▶ DATA EXTRACT:
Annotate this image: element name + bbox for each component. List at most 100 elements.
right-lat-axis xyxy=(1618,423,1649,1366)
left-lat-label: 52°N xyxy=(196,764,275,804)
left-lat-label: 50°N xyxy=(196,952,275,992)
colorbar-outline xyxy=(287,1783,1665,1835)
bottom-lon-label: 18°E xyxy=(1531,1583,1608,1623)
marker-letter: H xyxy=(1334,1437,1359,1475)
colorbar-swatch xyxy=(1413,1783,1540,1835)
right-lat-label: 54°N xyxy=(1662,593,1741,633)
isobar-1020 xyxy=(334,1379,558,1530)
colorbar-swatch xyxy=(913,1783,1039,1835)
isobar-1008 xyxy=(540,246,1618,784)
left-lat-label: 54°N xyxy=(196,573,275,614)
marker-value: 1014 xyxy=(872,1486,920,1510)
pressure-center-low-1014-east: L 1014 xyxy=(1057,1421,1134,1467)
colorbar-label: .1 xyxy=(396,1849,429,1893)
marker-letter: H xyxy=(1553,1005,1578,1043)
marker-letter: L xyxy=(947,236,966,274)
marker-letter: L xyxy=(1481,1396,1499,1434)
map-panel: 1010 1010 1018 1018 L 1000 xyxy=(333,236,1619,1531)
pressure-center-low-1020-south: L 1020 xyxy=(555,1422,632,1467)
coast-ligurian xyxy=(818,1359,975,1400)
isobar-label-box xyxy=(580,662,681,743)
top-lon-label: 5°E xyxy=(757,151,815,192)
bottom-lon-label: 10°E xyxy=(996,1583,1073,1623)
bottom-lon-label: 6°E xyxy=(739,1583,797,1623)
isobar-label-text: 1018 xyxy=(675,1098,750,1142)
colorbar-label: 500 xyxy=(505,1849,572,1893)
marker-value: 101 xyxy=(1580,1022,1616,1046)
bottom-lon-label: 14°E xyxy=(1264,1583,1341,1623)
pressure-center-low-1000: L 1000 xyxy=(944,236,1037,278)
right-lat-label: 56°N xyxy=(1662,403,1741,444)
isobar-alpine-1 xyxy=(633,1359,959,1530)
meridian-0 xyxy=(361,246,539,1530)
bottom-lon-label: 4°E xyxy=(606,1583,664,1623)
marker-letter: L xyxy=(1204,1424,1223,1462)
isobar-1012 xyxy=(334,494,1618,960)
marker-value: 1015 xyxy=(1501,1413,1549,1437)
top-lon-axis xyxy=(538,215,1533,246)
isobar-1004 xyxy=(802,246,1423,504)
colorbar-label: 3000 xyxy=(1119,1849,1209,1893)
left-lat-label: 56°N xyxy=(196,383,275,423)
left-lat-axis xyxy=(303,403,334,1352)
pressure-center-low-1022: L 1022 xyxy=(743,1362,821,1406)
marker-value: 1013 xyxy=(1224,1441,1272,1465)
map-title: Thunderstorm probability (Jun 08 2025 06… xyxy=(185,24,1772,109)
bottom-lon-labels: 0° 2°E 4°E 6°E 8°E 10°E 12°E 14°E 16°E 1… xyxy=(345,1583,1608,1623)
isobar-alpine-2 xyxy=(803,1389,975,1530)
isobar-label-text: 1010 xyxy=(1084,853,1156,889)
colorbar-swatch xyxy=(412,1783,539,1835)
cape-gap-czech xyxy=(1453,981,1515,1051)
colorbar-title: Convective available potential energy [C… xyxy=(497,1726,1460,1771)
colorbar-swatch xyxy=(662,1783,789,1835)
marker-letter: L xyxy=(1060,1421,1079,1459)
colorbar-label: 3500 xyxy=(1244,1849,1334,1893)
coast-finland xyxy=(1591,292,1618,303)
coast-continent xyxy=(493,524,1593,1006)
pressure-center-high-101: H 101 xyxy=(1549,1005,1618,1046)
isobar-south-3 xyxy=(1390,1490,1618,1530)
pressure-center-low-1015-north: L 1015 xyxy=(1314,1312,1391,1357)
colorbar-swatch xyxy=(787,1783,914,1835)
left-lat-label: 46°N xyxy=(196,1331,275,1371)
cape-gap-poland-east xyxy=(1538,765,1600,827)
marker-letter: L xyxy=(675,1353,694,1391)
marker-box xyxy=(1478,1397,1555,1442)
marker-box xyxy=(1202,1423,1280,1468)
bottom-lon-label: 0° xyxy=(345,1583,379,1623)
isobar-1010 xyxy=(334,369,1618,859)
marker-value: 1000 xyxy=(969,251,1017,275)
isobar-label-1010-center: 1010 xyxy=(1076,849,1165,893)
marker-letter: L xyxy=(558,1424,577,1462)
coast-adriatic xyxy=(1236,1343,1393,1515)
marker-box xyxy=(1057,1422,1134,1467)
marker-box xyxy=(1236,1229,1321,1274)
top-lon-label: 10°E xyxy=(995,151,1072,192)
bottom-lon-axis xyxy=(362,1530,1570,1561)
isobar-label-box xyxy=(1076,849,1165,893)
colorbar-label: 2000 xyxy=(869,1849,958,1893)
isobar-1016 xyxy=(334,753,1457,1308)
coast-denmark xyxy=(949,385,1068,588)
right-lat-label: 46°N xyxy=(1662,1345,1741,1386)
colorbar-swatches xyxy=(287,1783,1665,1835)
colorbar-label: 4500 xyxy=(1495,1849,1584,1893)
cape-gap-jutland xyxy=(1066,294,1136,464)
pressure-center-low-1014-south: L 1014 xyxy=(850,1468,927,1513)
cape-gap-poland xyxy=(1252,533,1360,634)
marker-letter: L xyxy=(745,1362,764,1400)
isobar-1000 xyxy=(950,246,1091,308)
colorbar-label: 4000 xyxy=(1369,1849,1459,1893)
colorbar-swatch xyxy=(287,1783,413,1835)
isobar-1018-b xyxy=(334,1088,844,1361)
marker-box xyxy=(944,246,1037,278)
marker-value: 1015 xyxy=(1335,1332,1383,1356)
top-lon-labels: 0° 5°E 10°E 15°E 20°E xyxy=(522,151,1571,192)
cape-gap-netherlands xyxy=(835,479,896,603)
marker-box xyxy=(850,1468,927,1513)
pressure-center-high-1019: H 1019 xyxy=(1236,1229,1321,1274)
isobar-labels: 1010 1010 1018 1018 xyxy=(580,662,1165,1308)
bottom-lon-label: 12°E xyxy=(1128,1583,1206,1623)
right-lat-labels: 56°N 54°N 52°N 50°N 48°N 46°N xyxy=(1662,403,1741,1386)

▶ EXERCISE BRIEF:
Reproduce every line of the entries above verbatim.

▶ EXERCISE SOLUTION:
Annotate this image: element name + bbox for each component. List at most 100 elements.
right-lat-axis xyxy=(1618,423,1649,1366)
left-lat-label: 52°N xyxy=(196,764,275,804)
left-lat-label: 50°N xyxy=(196,952,275,992)
colorbar-outline xyxy=(287,1783,1665,1835)
bottom-lon-label: 18°E xyxy=(1531,1583,1608,1623)
marker-letter: H xyxy=(1334,1437,1359,1475)
colorbar-swatch xyxy=(1413,1783,1540,1835)
right-lat-label: 54°N xyxy=(1662,593,1741,633)
isobar-1020 xyxy=(334,1379,558,1530)
colorbar-swatch xyxy=(913,1783,1039,1835)
isobar-1008 xyxy=(540,246,1618,784)
left-lat-label: 54°N xyxy=(196,573,275,614)
marker-value: 1014 xyxy=(872,1486,920,1510)
pressure-center-low-1014-east: L 1014 xyxy=(1057,1421,1134,1467)
colorbar-label: .1 xyxy=(396,1849,429,1893)
marker-letter: H xyxy=(1553,1005,1578,1043)
marker-letter: L xyxy=(947,236,966,274)
marker-letter: L xyxy=(1481,1396,1499,1434)
map-panel: 1010 1010 1018 1018 L 1000 xyxy=(333,236,1619,1531)
pressure-center-low-1020-south: L 1020 xyxy=(555,1422,632,1467)
coast-ligurian xyxy=(818,1359,975,1400)
isobar-label-box xyxy=(580,662,681,743)
top-lon-label: 5°E xyxy=(757,151,815,192)
bottom-lon-label: 10°E xyxy=(996,1583,1073,1623)
bottom-lon-label: 6°E xyxy=(739,1583,797,1623)
isobar-label-text: 1018 xyxy=(675,1098,750,1142)
colorbar-label: 500 xyxy=(505,1849,572,1893)
marker-value: 101 xyxy=(1580,1022,1616,1046)
bottom-lon-label: 14°E xyxy=(1264,1583,1341,1623)
pressure-center-low-1000: L 1000 xyxy=(944,236,1037,278)
right-lat-label: 56°N xyxy=(1662,403,1741,444)
isobar-alpine-1 xyxy=(633,1359,959,1530)
meridian-0 xyxy=(361,246,539,1530)
bottom-lon-label: 4°E xyxy=(606,1583,664,1623)
marker-letter: L xyxy=(1204,1424,1223,1462)
isobar-1012 xyxy=(334,494,1618,960)
marker-value: 1015 xyxy=(1501,1413,1549,1437)
top-lon-axis xyxy=(538,215,1533,246)
isobar-1004 xyxy=(802,246,1423,504)
colorbar-label: 3000 xyxy=(1119,1849,1209,1893)
left-lat-label: 56°N xyxy=(196,383,275,423)
left-lat-axis xyxy=(303,403,334,1352)
pressure-center-low-1022: L 1022 xyxy=(743,1362,821,1406)
marker-value: 1013 xyxy=(1224,1441,1272,1465)
map-title: Thunderstorm probability (Jun 08 2025 06… xyxy=(185,24,1772,109)
bottom-lon-labels: 0° 2°E 4°E 6°E 8°E 10°E 12°E 14°E 16°E 1… xyxy=(345,1583,1608,1623)
isobar-alpine-2 xyxy=(803,1389,975,1530)
isobar-label-text: 1010 xyxy=(1084,853,1156,889)
colorbar-swatch xyxy=(412,1783,539,1835)
cape-gap-czech xyxy=(1453,981,1515,1051)
colorbar-title: Convective available potential energy [C… xyxy=(497,1726,1460,1771)
colorbar-swatch xyxy=(662,1783,789,1835)
marker-letter: L xyxy=(1060,1421,1079,1459)
colorbar-label: 3500 xyxy=(1244,1849,1334,1893)
coast-finland xyxy=(1591,292,1618,303)
coast-continent xyxy=(493,524,1593,1006)
pressure-center-high-101: H 101 xyxy=(1549,1005,1618,1046)
isobar-south-3 xyxy=(1390,1490,1618,1530)
pressure-center-low-1015-north: L 1015 xyxy=(1314,1312,1391,1357)
colorbar-swatch xyxy=(787,1783,914,1835)
left-lat-label: 46°N xyxy=(196,1331,275,1371)
cape-gap-poland-east xyxy=(1538,765,1600,827)
marker-letter: L xyxy=(675,1353,694,1391)
marker-box xyxy=(1478,1397,1555,1442)
marker-box xyxy=(1202,1423,1280,1468)
bottom-lon-label: 0° xyxy=(345,1583,379,1623)
isobar-1010 xyxy=(334,369,1618,859)
marker-value: 1000 xyxy=(969,251,1017,275)
isobar-label-1010-center: 1010 xyxy=(1076,849,1165,893)
marker-letter: L xyxy=(558,1424,577,1462)
coast-adriatic xyxy=(1236,1343,1393,1515)
marker-box xyxy=(1057,1422,1134,1467)
marker-box xyxy=(1236,1229,1321,1274)
top-lon-label: 10°E xyxy=(995,151,1072,192)
bottom-lon-axis xyxy=(362,1530,1570,1561)
isobar-label-box xyxy=(1076,849,1165,893)
colorbar-label: 2000 xyxy=(869,1849,958,1893)
isobar-1016 xyxy=(334,753,1457,1308)
coast-denmark xyxy=(949,385,1068,588)
right-lat-label: 46°N xyxy=(1662,1345,1741,1386)
colorbar-swatches xyxy=(287,1783,1665,1835)
colorbar-label: 4500 xyxy=(1495,1849,1584,1893)
cape-gap-jutland xyxy=(1066,294,1136,464)
pressure-center-low-1014-south: L 1014 xyxy=(850,1468,927,1513)
cape-gap-poland xyxy=(1252,533,1360,634)
marker-letter: L xyxy=(745,1362,764,1400)
isobar-1000 xyxy=(950,246,1091,308)
colorbar-label: 4000 xyxy=(1369,1849,1459,1893)
colorbar-swatch xyxy=(287,1783,413,1835)
isobar-1018-b xyxy=(334,1088,844,1361)
marker-box xyxy=(944,246,1037,278)
marker-value: 1015 xyxy=(1335,1332,1383,1356)
top-lon-labels: 0° 5°E 10°E 15°E 20°E xyxy=(522,151,1571,192)
cape-gap-netherlands xyxy=(835,479,896,603)
marker-box xyxy=(850,1468,927,1513)
pressure-center-high-1019: H 1019 xyxy=(1236,1229,1321,1274)
isobar-labels: 1010 1010 1018 1018 xyxy=(580,662,1165,1308)
bottom-lon-label: 12°E xyxy=(1128,1583,1206,1623)
right-lat-labels: 56°N 54°N 52°N 50°N 48°N 46°N xyxy=(1662,403,1741,1386)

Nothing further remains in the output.